▶ [YOUR OBJECTIVE]:
Each line containing the word "Analysis" must be reported.

Stored data:
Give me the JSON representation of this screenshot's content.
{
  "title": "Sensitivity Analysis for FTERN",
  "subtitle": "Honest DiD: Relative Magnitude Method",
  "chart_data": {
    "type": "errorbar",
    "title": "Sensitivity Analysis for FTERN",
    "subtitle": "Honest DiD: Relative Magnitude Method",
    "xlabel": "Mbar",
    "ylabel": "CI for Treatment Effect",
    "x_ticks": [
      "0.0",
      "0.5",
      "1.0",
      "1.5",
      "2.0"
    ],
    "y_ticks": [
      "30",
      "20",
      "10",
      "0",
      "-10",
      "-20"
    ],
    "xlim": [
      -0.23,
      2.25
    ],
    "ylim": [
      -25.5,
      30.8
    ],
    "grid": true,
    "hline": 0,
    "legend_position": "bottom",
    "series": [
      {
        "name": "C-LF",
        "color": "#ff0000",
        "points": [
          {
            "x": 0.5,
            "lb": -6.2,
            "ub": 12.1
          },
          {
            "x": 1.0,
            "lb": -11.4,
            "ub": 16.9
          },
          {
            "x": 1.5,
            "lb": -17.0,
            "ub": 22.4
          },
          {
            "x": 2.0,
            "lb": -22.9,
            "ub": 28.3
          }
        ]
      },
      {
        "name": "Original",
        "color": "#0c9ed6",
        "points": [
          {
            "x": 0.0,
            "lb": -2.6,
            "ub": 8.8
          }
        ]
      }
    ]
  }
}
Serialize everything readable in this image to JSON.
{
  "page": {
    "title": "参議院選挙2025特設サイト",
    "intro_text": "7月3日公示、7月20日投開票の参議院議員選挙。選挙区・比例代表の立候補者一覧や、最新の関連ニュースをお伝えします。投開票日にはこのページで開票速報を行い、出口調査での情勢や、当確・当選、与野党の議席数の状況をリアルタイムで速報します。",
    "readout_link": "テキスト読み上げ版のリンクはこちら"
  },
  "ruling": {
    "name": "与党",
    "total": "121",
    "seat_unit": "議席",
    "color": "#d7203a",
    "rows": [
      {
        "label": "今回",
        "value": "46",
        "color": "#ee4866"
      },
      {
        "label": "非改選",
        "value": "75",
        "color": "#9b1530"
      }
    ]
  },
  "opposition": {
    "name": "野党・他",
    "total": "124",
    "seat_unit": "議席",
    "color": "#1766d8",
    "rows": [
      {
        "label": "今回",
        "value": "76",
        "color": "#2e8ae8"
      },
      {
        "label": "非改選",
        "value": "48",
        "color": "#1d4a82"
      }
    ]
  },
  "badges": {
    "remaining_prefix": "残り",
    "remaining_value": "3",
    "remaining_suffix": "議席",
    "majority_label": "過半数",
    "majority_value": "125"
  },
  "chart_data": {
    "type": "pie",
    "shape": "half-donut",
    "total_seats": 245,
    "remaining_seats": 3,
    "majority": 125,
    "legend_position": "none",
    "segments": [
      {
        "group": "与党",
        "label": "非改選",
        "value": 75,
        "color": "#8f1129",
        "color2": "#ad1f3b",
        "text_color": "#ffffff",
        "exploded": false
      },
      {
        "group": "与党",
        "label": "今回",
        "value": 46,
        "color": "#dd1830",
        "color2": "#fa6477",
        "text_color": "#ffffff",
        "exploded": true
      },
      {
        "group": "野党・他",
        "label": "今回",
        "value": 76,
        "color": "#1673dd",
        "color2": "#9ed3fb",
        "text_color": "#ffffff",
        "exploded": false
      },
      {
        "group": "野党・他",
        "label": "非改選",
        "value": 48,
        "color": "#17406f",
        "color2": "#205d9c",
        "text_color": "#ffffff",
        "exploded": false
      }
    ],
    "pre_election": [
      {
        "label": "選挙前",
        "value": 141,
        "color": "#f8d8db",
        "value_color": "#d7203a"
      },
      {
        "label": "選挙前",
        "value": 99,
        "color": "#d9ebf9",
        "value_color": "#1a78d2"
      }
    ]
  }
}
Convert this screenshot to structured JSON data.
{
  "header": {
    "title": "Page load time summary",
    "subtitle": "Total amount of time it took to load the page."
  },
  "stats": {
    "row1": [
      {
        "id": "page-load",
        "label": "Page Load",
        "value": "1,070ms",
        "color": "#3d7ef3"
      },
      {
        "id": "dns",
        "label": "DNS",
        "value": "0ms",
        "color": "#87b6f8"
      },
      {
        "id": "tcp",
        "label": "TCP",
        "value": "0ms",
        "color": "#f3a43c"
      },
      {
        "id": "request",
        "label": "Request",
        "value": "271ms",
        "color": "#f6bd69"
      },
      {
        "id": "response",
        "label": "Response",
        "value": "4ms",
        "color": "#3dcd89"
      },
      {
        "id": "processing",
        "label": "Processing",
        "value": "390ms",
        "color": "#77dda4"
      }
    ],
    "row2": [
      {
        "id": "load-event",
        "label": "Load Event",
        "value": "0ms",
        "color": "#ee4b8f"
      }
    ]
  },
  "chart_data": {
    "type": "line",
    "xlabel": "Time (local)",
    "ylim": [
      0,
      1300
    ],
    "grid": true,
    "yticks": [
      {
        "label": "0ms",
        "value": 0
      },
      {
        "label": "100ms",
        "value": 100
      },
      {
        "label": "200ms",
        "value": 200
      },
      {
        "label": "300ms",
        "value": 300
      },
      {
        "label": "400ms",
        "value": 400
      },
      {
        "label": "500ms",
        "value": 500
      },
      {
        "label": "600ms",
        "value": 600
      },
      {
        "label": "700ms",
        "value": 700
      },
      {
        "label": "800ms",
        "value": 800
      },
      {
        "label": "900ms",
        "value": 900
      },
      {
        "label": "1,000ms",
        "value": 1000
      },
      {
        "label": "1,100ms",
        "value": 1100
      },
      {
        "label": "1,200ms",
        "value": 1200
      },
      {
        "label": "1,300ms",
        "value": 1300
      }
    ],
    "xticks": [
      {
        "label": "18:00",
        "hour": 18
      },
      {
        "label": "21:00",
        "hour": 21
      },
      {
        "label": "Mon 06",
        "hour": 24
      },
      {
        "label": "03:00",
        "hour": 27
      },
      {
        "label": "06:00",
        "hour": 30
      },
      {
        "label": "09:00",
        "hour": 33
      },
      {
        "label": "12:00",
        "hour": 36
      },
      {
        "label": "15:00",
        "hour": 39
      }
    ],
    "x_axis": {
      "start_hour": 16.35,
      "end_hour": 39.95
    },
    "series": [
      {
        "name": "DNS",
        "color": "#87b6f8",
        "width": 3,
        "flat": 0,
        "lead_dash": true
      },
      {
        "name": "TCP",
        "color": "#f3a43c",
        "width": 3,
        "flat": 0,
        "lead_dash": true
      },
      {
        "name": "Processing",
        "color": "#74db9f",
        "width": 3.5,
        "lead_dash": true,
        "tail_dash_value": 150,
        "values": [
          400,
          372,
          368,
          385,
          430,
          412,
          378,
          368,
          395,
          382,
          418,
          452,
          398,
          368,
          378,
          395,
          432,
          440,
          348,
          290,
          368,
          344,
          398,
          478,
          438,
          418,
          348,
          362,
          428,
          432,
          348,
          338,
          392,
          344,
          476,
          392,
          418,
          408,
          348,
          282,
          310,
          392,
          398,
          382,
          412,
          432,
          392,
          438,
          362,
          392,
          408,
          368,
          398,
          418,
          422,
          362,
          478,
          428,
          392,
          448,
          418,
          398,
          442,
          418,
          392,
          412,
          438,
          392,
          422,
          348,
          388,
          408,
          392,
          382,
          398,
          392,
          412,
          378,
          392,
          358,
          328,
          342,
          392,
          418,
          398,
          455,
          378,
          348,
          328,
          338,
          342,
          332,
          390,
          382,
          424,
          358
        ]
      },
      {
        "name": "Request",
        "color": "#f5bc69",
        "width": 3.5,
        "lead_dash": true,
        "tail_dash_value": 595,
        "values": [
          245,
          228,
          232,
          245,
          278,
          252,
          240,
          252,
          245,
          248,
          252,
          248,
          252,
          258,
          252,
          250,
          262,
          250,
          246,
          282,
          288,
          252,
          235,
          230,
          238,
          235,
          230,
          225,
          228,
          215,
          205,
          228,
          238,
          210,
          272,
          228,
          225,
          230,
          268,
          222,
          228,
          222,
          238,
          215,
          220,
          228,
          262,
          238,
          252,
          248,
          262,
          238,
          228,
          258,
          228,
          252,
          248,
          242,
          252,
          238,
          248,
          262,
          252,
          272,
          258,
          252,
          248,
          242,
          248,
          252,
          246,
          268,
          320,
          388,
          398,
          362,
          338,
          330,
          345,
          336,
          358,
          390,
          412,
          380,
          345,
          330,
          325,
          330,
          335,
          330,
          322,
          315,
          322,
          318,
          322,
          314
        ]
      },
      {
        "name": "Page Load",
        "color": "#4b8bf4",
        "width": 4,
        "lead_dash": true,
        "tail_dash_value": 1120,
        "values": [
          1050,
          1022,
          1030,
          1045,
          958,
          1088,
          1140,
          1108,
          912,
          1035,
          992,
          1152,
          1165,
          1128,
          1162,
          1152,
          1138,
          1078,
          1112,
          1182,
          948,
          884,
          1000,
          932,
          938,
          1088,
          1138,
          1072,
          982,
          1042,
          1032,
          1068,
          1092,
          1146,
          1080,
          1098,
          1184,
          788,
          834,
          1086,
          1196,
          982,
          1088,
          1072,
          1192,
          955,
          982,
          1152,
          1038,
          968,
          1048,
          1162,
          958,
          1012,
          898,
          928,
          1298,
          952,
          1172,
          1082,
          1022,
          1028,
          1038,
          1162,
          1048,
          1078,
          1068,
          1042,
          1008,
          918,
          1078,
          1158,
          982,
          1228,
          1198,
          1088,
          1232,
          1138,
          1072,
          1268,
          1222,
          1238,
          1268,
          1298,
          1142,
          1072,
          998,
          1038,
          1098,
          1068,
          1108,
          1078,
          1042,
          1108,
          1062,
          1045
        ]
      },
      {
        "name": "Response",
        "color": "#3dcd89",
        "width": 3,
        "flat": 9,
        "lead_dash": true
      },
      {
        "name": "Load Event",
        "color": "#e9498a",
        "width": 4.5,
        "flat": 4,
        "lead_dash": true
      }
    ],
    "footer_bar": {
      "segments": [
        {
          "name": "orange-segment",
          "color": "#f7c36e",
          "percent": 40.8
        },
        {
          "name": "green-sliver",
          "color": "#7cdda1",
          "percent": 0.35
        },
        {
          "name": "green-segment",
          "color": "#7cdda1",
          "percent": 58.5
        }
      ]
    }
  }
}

▶ [RESULT OF THIS EXERCISE]:
  "title": "Sensitivity Analysis for FTERN",
    "title": "Sensitivity Analysis for FTERN",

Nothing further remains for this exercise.